(Figure dataset records)
++++++
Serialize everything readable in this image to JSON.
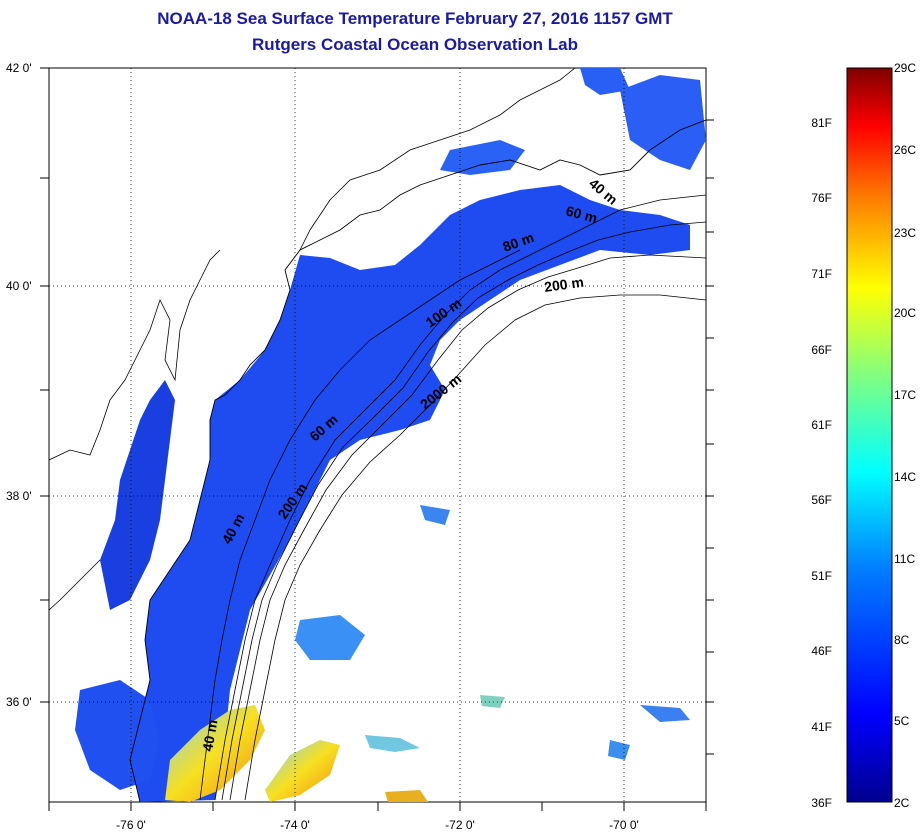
{
  "title": {
    "line1": "NOAA-18 Sea Surface Temperature February 27, 2016 1157 GMT",
    "line2": "Rutgers Coastal Ocean Observation Lab"
  },
  "axes": {
    "lat_labels": [
      "42 0'",
      "40 0'",
      "38 0'",
      "36 0'"
    ],
    "lon_labels": [
      "-76 0'",
      "-74 0'",
      "-72 0'",
      "-70 0'"
    ]
  },
  "contours": {
    "labels": [
      "40 m",
      "60 m",
      "80 m",
      "200 m",
      "100 m",
      "2000 m",
      "60 m",
      "200 m",
      "40 m",
      "40 m"
    ]
  },
  "colorbar": {
    "fahrenheit": [
      "81F",
      "76F",
      "71F",
      "66F",
      "61F",
      "56F",
      "51F",
      "46F",
      "41F",
      "36F"
    ],
    "celsius": [
      "29C",
      "26C",
      "23C",
      "20C",
      "17C",
      "14C",
      "11C",
      "8C",
      "5C",
      "2C"
    ]
  },
  "colors": {
    "title": "#1a1aa8",
    "cold": "#1f3ff0",
    "warm": "#f0a020"
  }
}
++++++
▶ **Your instructions**
Copy out all the data without changing anything, and drop the pictures.

▶ **Written answer**
Serialize everything readable in this image to JSON.
{
  "title": {
    "line1": "NOAA-18 Sea Surface Temperature February 27, 2016 1157 GMT",
    "line2": "Rutgers Coastal Ocean Observation Lab"
  },
  "axes": {
    "lat_labels": [
      "42 0'",
      "40 0'",
      "38 0'",
      "36 0'"
    ],
    "lon_labels": [
      "-76 0'",
      "-74 0'",
      "-72 0'",
      "-70 0'"
    ]
  },
  "contours": {
    "labels": [
      "40 m",
      "60 m",
      "80 m",
      "200 m",
      "100 m",
      "2000 m",
      "60 m",
      "200 m",
      "40 m",
      "40 m"
    ]
  },
  "colorbar": {
    "fahrenheit": [
      "81F",
      "76F",
      "71F",
      "66F",
      "61F",
      "56F",
      "51F",
      "46F",
      "41F",
      "36F"
    ],
    "celsius": [
      "29C",
      "26C",
      "23C",
      "20C",
      "17C",
      "14C",
      "11C",
      "8C",
      "5C",
      "2C"
    ]
  },
  "colors": {
    "title": "#1a1aa8",
    "cold": "#1f3ff0",
    "warm": "#f0a020"
  }
}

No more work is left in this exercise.